OBJECTIVE:
Copy each line of the data below exactly, leaving out pictures.

DATA TO PROCESS:
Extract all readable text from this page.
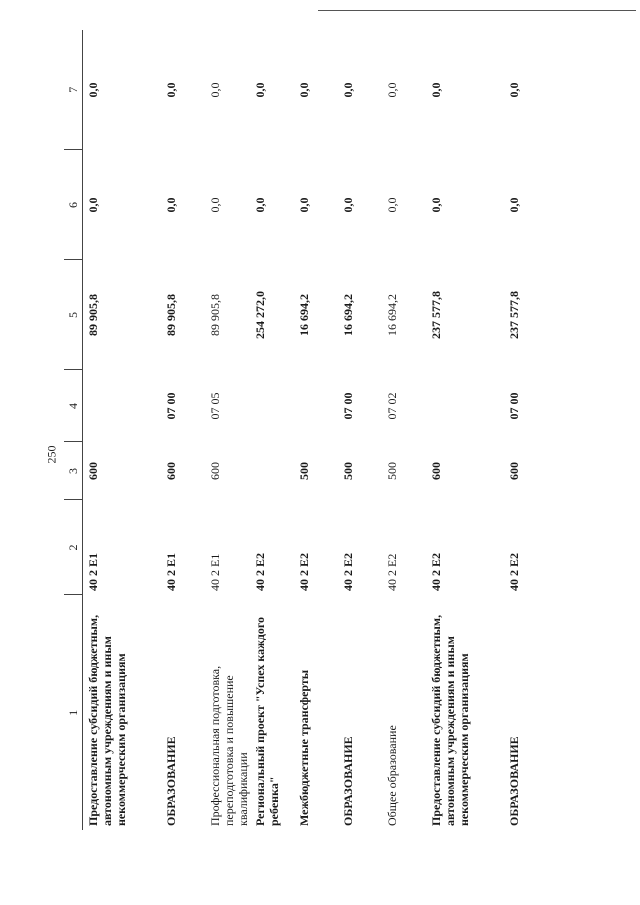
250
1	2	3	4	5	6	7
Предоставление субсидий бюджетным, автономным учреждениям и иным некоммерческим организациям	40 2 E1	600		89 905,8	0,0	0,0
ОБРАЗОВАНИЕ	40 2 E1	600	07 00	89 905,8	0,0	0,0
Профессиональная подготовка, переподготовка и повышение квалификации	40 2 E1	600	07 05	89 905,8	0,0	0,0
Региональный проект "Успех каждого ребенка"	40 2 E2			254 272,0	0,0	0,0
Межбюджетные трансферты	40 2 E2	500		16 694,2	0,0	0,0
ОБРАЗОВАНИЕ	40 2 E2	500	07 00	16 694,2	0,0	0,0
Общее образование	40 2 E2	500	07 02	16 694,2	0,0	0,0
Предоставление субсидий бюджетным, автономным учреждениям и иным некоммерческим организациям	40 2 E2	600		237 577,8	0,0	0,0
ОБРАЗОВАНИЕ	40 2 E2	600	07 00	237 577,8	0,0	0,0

TASK RESPONSE:
Extract all readable text from this page.
250
1	2	3	4	5	6	7
Предоставление субсидий бюджетным, автономным учреждениям и иным некоммерческим организациям	40 2 E1	600		89 905,8	0,0	0,0
ОБРАЗОВАНИЕ	40 2 E1	600	07 00	89 905,8	0,0	0,0
Профессиональная подготовка, переподготовка и повышение квалификации	40 2 E1	600	07 05	89 905,8	0,0	0,0
Региональный проект "Успех каждого ребенка"	40 2 E2			254 272,0	0,0	0,0
Межбюджетные трансферты	40 2 E2	500		16 694,2	0,0	0,0
ОБРАЗОВАНИЕ	40 2 E2	500	07 00	16 694,2	0,0	0,0
Общее образование	40 2 E2	500	07 02	16 694,2	0,0	0,0
Предоставление субсидий бюджетным, автономным учреждениям и иным некоммерческим организациям	40 2 E2	600		237 577,8	0,0	0,0
ОБРАЗОВАНИЕ	40 2 E2	600	07 00	237 577,8	0,0	0,0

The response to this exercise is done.